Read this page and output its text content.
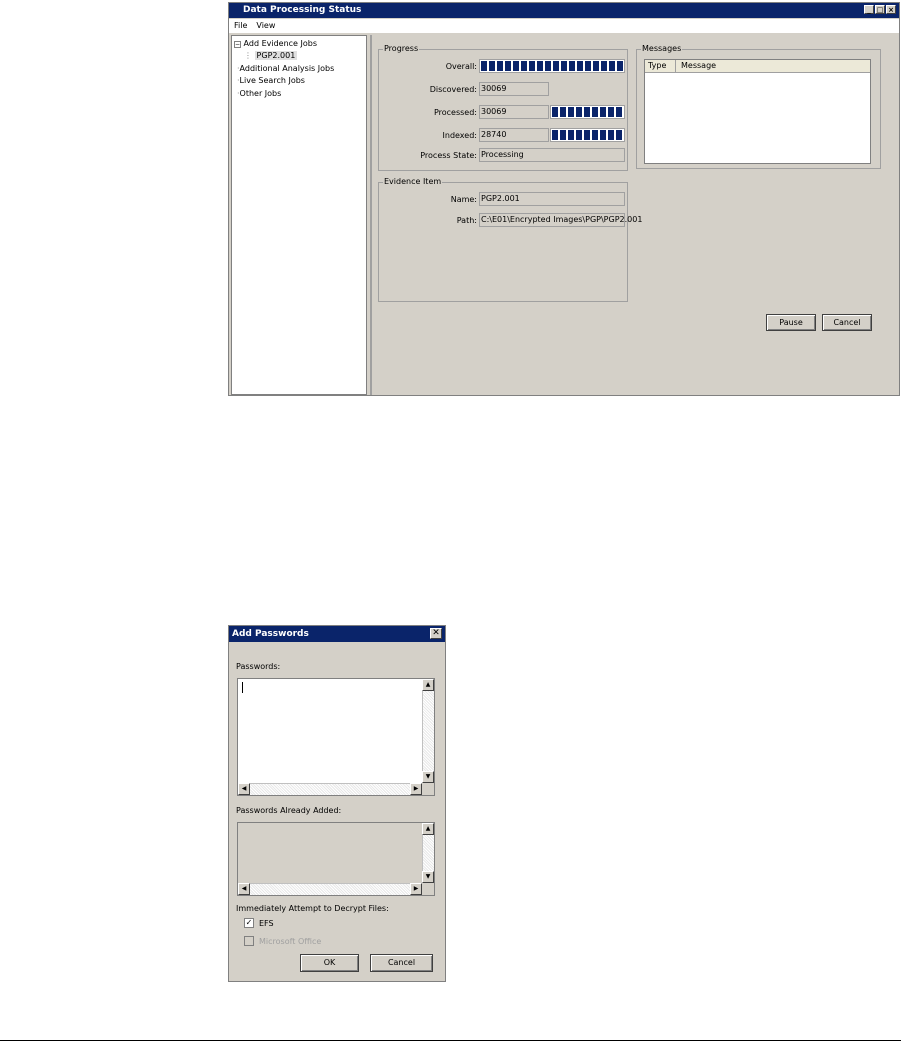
Data Processing Status	_ □ ×
File View
− Add Evidence Jobs
⋮ PGP2.001
·Additional Analysis Jobs
·Live Search Jobs
·Other Jobs
Progress
Overall:
Discovered: 30069
Processed: 30069
Indexed: 28740
Process State: Processing
Messages
Type Message
Evidence Item
Name: PGP2.001
Path: C:\E01\Encrypted Images\PGP\PGP2.001
Pause	Cancel
Add Passwords	✕
Passwords:
▲
▼
◀	▶
Passwords Already Added:
▲
▼
◀	▶
Immediately Attempt to Decrypt Files:
✓ EFS
Microsoft Office
OK	Cancel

□ □ □ □ □ □ □

*What to produce:*
In this exercise, set down all of the data exactly, without the pictures.

*Reply to the task:*
Read this page and output its text content.
Data Processing Status	_ □ ×
File View
− Add Evidence Jobs
⋮ PGP2.001
·Additional Analysis Jobs
·Live Search Jobs
·Other Jobs
Progress
Overall:
Discovered: 30069
Processed: 30069
Indexed: 28740
Process State: Processing
Messages
Type Message
Evidence Item
Name: PGP2.001
Path: C:\E01\Encrypted Images\PGP\PGP2.001
Pause	Cancel
Add Passwords	✕
Passwords:
▲
▼
◀	▶
Passwords Already Added:
▲
▼
◀	▶
Immediately Attempt to Decrypt Files:
✓ EFS
Microsoft Office
OK	Cancel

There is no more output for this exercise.